▶ Quoted passage:
- - - -
Can hydrogen made by burning wood really be considered green?

Share

The International Energy Agency is yet to assign hydrogen produced by burning wood a classification colour, but proponents of the model are adamant it counts as green. They are, of course, technically correct – biomass is defined as a renewable energy source both here in Australia and abroad. Trees grow back. When they grow, they reabsorb the carbon they emit if they’re burned. In theory, it’s tidy closed loop system and has earned biomass the label net zero.

In reality though, niggling questions persist. This neat piece of carbon accounting, for instance, pays little attention to time. When, exactly, do we reach carbon parity? And to what extent can we trust claims about the wood’s origin and sustainability credentials?

As for using biomass to make what will go on to be sold as green hydrogen, Suzanne Harter, a Clean Energy Campaigner at the Australian Conservation Fund described it to pv magazine Australia as “a bit like money laundering.” 

Why use biomass 

Two key features make biomass attractive as an energy source. Firstly, it takes very little to convert an existing thermal power plant from coal burning to wood burning. Secondly, and perhaps more importantly for the hydrogen industry, it provides predicable, base load power.
- - - -
▶ Box annotation data:
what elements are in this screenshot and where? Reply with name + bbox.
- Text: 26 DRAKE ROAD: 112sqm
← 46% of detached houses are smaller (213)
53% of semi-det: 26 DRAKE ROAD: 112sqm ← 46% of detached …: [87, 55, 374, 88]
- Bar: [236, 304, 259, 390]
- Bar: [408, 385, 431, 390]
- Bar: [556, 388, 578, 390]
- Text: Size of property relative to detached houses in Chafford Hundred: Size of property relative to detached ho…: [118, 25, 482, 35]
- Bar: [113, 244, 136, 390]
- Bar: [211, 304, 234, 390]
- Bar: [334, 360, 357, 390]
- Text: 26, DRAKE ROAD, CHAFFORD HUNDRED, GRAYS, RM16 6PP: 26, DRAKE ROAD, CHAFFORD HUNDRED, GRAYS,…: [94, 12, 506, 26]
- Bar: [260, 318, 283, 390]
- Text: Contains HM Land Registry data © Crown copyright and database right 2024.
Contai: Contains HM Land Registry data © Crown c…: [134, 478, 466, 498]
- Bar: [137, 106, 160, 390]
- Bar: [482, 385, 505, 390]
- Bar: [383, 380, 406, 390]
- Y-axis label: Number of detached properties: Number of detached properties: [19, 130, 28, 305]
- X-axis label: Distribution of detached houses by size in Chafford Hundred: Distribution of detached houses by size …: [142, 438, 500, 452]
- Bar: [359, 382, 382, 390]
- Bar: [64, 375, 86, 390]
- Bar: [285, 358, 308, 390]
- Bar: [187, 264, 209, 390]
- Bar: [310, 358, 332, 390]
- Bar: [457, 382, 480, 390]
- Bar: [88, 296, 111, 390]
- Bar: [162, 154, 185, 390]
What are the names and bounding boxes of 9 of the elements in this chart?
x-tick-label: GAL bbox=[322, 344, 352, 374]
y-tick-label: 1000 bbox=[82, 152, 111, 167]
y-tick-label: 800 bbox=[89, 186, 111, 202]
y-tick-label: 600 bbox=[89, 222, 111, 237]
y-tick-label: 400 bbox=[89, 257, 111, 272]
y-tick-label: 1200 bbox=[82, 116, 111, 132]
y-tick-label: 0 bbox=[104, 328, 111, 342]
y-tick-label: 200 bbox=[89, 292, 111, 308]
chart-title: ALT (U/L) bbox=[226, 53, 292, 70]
- - - -
▶ Exercise tasks:
1. In the article on hydrogen made by burning wood, who described using biomass to produce hydrogen sold as green as "a bit like money laundering"?
2. Carry on the article about hydrogen made by burning wood, picking up after its last sentence.

▶ Expected outputs:
1. Suzanne Harter, a Clean Energy Campaigner at the Australian Conservation Fund.

2.
Solar and wind, as abundant as they are here in Australia, remain at the whim of nature. And electrolysers, which are used to make green hydrogen, are extremely expensive. So there’s a good chance that those operating them would prefer if they worked around the clock, rather than just when the sun is shining or the wind is blowing.

“The most reliable form of green energy is waste biomass,” Richard Poole, CEO and Director of Verdant Earth Technologies, told pv magazine Australia.

Verdant recently bought the mothballed Redbank Power Station in the New South Wales’ Hunter region. It plans to recommission the 151 MW station, now called Verdant Power Station, to run purely on waste biomass.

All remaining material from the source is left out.